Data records
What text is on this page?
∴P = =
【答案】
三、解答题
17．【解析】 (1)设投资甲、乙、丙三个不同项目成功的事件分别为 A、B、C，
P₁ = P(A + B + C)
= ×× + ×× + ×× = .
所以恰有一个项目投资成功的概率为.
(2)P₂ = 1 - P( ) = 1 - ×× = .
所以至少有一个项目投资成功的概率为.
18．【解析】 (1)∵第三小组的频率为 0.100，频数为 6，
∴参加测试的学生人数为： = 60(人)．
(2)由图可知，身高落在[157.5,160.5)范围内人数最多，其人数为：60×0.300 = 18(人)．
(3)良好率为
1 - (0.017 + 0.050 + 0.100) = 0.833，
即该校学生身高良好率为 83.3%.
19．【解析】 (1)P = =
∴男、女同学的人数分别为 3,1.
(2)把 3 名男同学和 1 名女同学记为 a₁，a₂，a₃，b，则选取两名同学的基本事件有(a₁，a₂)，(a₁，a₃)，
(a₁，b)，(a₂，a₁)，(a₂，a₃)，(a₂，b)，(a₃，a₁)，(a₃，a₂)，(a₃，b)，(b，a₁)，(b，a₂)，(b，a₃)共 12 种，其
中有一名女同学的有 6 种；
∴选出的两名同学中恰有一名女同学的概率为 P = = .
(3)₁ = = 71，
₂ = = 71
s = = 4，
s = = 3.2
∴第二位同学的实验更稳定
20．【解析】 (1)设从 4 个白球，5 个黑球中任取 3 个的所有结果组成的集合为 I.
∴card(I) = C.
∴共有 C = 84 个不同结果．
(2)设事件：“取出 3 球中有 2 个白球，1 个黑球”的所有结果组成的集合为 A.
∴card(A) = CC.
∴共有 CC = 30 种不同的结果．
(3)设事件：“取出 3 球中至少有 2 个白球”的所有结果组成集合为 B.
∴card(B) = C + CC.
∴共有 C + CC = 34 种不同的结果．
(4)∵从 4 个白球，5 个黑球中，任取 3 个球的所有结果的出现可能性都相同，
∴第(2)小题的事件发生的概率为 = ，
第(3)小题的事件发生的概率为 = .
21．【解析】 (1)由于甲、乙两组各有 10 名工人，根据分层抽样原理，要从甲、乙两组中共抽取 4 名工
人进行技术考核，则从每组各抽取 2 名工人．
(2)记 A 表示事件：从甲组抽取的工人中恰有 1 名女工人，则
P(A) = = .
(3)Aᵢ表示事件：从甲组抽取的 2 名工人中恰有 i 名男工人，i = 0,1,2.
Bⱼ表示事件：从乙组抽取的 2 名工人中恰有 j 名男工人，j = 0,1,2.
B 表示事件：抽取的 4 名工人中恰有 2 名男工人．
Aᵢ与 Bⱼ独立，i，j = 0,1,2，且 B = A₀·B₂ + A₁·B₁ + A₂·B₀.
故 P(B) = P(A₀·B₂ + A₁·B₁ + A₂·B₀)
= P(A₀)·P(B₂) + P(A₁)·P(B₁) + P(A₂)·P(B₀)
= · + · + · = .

- [What is required] Extract each record, keeping it identical to the original.

- [Answer below]
What text is on this page?
∴P = =
【答案】
三、解答题
17．【解析】 (1)设投资甲、乙、丙三个不同项目成功的事件分别为 A、B、C，
P₁ = P(A + B + C)
= ×× + ×× + ×× = .
所以恰有一个项目投资成功的概率为.
(2)P₂ = 1 - P( ) = 1 - ×× = .
所以至少有一个项目投资成功的概率为.
18．【解析】 (1)∵第三小组的频率为 0.100，频数为 6，
∴参加测试的学生人数为： = 60(人)．
(2)由图可知，身高落在[157.5,160.5)范围内人数最多，其人数为：60×0.300 = 18(人)．
(3)良好率为
1 - (0.017 + 0.050 + 0.100) = 0.833，
即该校学生身高良好率为 83.3%.
19．【解析】 (1)P = =
∴男、女同学的人数分别为 3,1.
(2)把 3 名男同学和 1 名女同学记为 a₁，a₂，a₃，b，则选取两名同学的基本事件有(a₁，a₂)，(a₁，a₃)，
(a₁，b)，(a₂，a₁)，(a₂，a₃)，(a₂，b)，(a₃，a₁)，(a₃，a₂)，(a₃，b)，(b，a₁)，(b，a₂)，(b，a₃)共 12 种，其
中有一名女同学的有 6 种；
∴选出的两名同学中恰有一名女同学的概率为 P = = .
(3)₁ = = 71，
₂ = = 71
s = = 4，
s = = 3.2
∴第二位同学的实验更稳定
20．【解析】 (1)设从 4 个白球，5 个黑球中任取 3 个的所有结果组成的集合为 I.
∴card(I) = C.
∴共有 C = 84 个不同结果．
(2)设事件：“取出 3 球中有 2 个白球，1 个黑球”的所有结果组成的集合为 A.
∴card(A) = CC.
∴共有 CC = 30 种不同的结果．
(3)设事件：“取出 3 球中至少有 2 个白球”的所有结果组成集合为 B.
∴card(B) = C + CC.
∴共有 C + CC = 34 种不同的结果．
(4)∵从 4 个白球，5 个黑球中，任取 3 个球的所有结果的出现可能性都相同，
∴第(2)小题的事件发生的概率为 = ，
第(3)小题的事件发生的概率为 = .
21．【解析】 (1)由于甲、乙两组各有 10 名工人，根据分层抽样原理，要从甲、乙两组中共抽取 4 名工
人进行技术考核，则从每组各抽取 2 名工人．
(2)记 A 表示事件：从甲组抽取的工人中恰有 1 名女工人，则
P(A) = = .
(3)Aᵢ表示事件：从甲组抽取的 2 名工人中恰有 i 名男工人，i = 0,1,2.
Bⱼ表示事件：从乙组抽取的 2 名工人中恰有 j 名男工人，j = 0,1,2.
B 表示事件：抽取的 4 名工人中恰有 2 名男工人．
Aᵢ与 Bⱼ独立，i，j = 0,1,2，且 B = A₀·B₂ + A₁·B₁ + A₂·B₀.
故 P(B) = P(A₀·B₂ + A₁·B₁ + A₂·B₀)
= P(A₀)·P(B₂) + P(A₁)·P(B₁) + P(A₂)·P(B₀)
= · + · + · = .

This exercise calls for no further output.